(Stored data)
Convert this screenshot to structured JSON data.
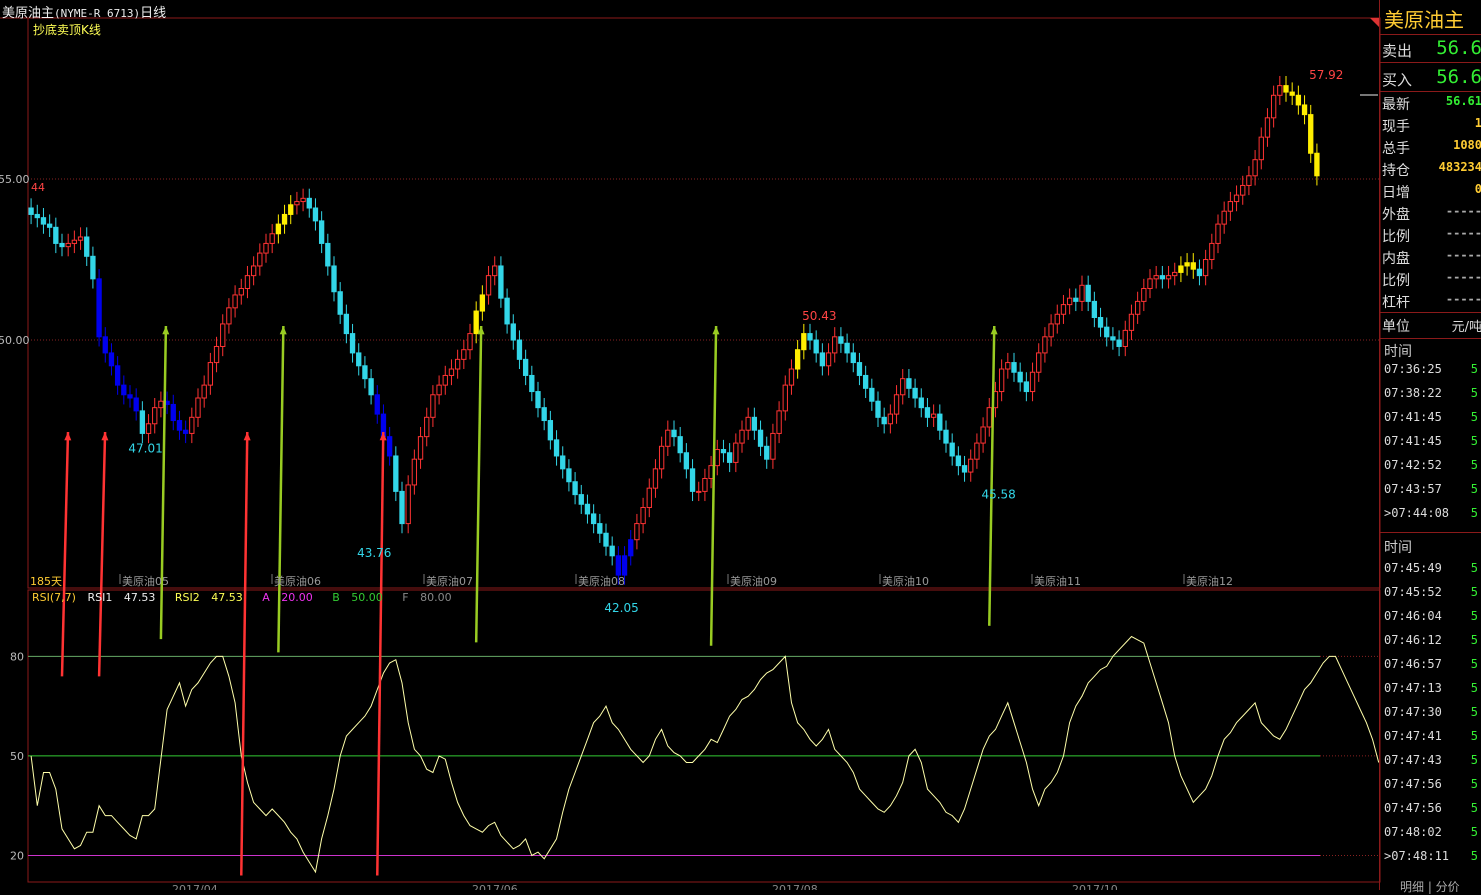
{
  "window": {
    "title": "美原油主",
    "code": "(NYME-R 6713)",
    "period": "日线"
  },
  "indicator_label": "抄底卖顶K线",
  "days_label": "185天",
  "price_axis": {
    "labels": [
      {
        "value": 55,
        "text": "55.00"
      },
      {
        "value": 50,
        "text": "50.00"
      }
    ],
    "left_price_mark": "44"
  },
  "contract_labels": [
    "美原油05",
    "美原油06",
    "美原油07",
    "美原油08",
    "美原油09",
    "美原油10",
    "美原油11",
    "美原油12"
  ],
  "date_labels": [
    "2017/04",
    "2017/06",
    "2017/08",
    "2017/10"
  ],
  "rsi_legend": {
    "name": "RSI(7,7)",
    "rsi1_label": "RSI1",
    "rsi1_value": "47.53",
    "rsi2_label": "RSI2",
    "rsi2_value": "47.53",
    "a_label": "A",
    "a_value": "20.00",
    "b_label": "B",
    "b_value": "50.00",
    "f_label": "F",
    "f_value": "80.00"
  },
  "rsi_axis": {
    "labels": [
      {
        "value": 80,
        "text": "80"
      },
      {
        "value": 50,
        "text": "50"
      },
      {
        "value": 20,
        "text": "20"
      }
    ]
  },
  "colors": {
    "up": "#ff3333",
    "down": "#33d6e8",
    "buy_signal": "#0000ee",
    "sell_signal": "#ffee00",
    "frame": "#8b1a1a",
    "rsi_line": "#ffffaa",
    "band_top": "#66aa66",
    "band_mid": "#33cc33",
    "band_low": "#cc33cc",
    "arrow_buy": "#ff3333",
    "arrow_sell": "#99cc22"
  },
  "chart_data": {
    "type": "candlestick",
    "price_range": [
      42.3,
      60.0
    ],
    "rsi_range": [
      12,
      100
    ],
    "annotations": [
      {
        "text": "47.01",
        "value": 47.01,
        "index": 18
      },
      {
        "text": "43.76",
        "value": 43.76,
        "index": 55
      },
      {
        "text": "42.05",
        "value": 42.05,
        "index": 95
      },
      {
        "text": "50.43",
        "value": 50.43,
        "index": 127
      },
      {
        "text": "45.58",
        "value": 45.58,
        "index": 156
      },
      {
        "text": "57.92",
        "value": 57.92,
        "index": 209
      }
    ],
    "closes": [
      53.9,
      53.8,
      53.6,
      53.5,
      53.0,
      52.9,
      53.0,
      53.1,
      53.2,
      52.6,
      51.9,
      50.1,
      49.6,
      49.2,
      48.6,
      48.3,
      48.2,
      47.8,
      47.1,
      47.4,
      47.9,
      48.1,
      48.0,
      47.5,
      47.2,
      47.1,
      47.6,
      48.2,
      48.6,
      49.3,
      49.8,
      50.5,
      51.0,
      51.4,
      51.6,
      52.0,
      52.3,
      52.7,
      53.0,
      53.3,
      53.6,
      53.9,
      54.2,
      54.3,
      54.4,
      54.1,
      53.7,
      53.0,
      52.3,
      51.5,
      50.8,
      50.2,
      49.6,
      49.2,
      48.8,
      48.3,
      47.7,
      47.0,
      46.4,
      45.3,
      44.3,
      45.5,
      46.3,
      47.0,
      47.6,
      48.3,
      48.6,
      48.9,
      49.1,
      49.4,
      49.7,
      50.2,
      50.9,
      51.4,
      52.0,
      52.3,
      51.3,
      50.5,
      50.0,
      49.4,
      48.9,
      48.4,
      47.9,
      47.5,
      46.9,
      46.4,
      46.0,
      45.6,
      45.2,
      44.9,
      44.6,
      44.3,
      44.0,
      43.6,
      43.3,
      42.7,
      43.3,
      43.8,
      44.3,
      44.8,
      45.4,
      46.0,
      46.7,
      47.2,
      47.0,
      46.5,
      46.0,
      45.3,
      45.3,
      45.7,
      46.1,
      46.6,
      46.5,
      46.2,
      46.8,
      47.2,
      47.6,
      47.2,
      46.7,
      46.3,
      47.1,
      47.8,
      48.6,
      49.1,
      49.7,
      50.2,
      50.0,
      49.6,
      49.2,
      49.6,
      50.1,
      49.9,
      49.6,
      49.3,
      48.9,
      48.5,
      48.1,
      47.6,
      47.4,
      47.7,
      48.3,
      48.8,
      48.5,
      48.2,
      47.9,
      47.6,
      47.7,
      47.2,
      46.8,
      46.4,
      46.1,
      45.9,
      46.3,
      46.8,
      47.3,
      47.9,
      48.4,
      49.1,
      49.3,
      49.0,
      48.7,
      48.4,
      49.0,
      49.6,
      50.1,
      50.5,
      50.8,
      51.1,
      51.3,
      51.2,
      51.7,
      51.2,
      50.7,
      50.4,
      50.1,
      50.0,
      49.8,
      50.3,
      50.8,
      51.2,
      51.6,
      51.9,
      52.0,
      51.9,
      52.0,
      52.1,
      52.3,
      52.4,
      52.2,
      52.0,
      52.5,
      53.0,
      53.6,
      54.0,
      54.3,
      54.5,
      54.8,
      55.1,
      55.6,
      56.3,
      56.9,
      57.6,
      57.9,
      57.7,
      57.6,
      57.3,
      57.0,
      55.8,
      55.1
    ],
    "rsi": [
      50,
      35,
      45,
      45,
      40,
      28,
      25,
      22,
      23,
      27,
      27,
      35,
      32,
      32,
      30,
      28,
      26,
      25,
      32,
      32,
      34,
      49,
      64,
      68,
      72,
      65,
      70,
      72,
      75,
      78,
      80,
      80,
      74,
      66,
      50,
      42,
      36,
      34,
      32,
      34,
      32,
      30,
      27,
      25,
      21,
      18,
      15,
      25,
      32,
      40,
      50,
      56,
      58,
      60,
      62,
      65,
      70,
      75,
      78,
      79,
      72,
      60,
      52,
      50,
      46,
      45,
      50,
      49,
      42,
      36,
      32,
      29,
      28,
      27,
      29,
      30,
      26,
      24,
      22,
      23,
      25,
      20,
      21,
      19,
      22,
      25,
      33,
      40,
      45,
      50,
      55,
      60,
      62,
      65,
      60,
      58,
      55,
      52,
      50,
      48,
      50,
      55,
      58,
      53,
      51,
      50,
      48,
      48,
      50,
      52,
      55,
      54,
      58,
      62,
      64,
      67,
      68,
      70,
      73,
      75,
      76,
      78,
      80,
      66,
      60,
      58,
      55,
      53,
      55,
      58,
      52,
      50,
      48,
      45,
      40,
      38,
      36,
      34,
      33,
      35,
      38,
      42,
      50,
      52,
      48,
      40,
      38,
      36,
      33,
      32,
      30,
      34,
      40,
      46,
      52,
      56,
      58,
      62,
      66,
      60,
      54,
      48,
      40,
      35,
      40,
      42,
      45,
      50,
      60,
      65,
      68,
      72,
      74,
      76,
      77,
      80,
      82,
      84,
      86,
      85,
      84,
      78,
      72,
      66,
      60,
      50,
      44,
      40,
      36,
      38,
      40,
      44,
      50,
      55,
      57,
      60,
      62,
      64,
      66,
      60,
      58,
      56,
      55,
      58,
      62,
      66,
      70,
      72,
      75,
      78,
      80,
      80,
      76,
      72,
      68,
      64,
      60,
      55,
      48
    ],
    "buy_arrows": [
      [
        5,
        60,
        80
      ],
      [
        11,
        59,
        80
      ],
      [
        34,
        57,
        20
      ],
      [
        56,
        56,
        20
      ]
    ],
    "sell_arrows": [
      [
        21,
        30,
        84
      ],
      [
        40,
        34,
        80
      ],
      [
        72,
        58,
        83
      ],
      [
        110,
        44,
        82
      ],
      [
        155,
        41,
        88
      ]
    ]
  }
}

→ What you will do: Scan the listing above. Collect all lines with the word "index".

→ Complete response:
        "index": 18
        "index": 55
        "index": 95
        "index": 127
        "index": 156
        "index": 209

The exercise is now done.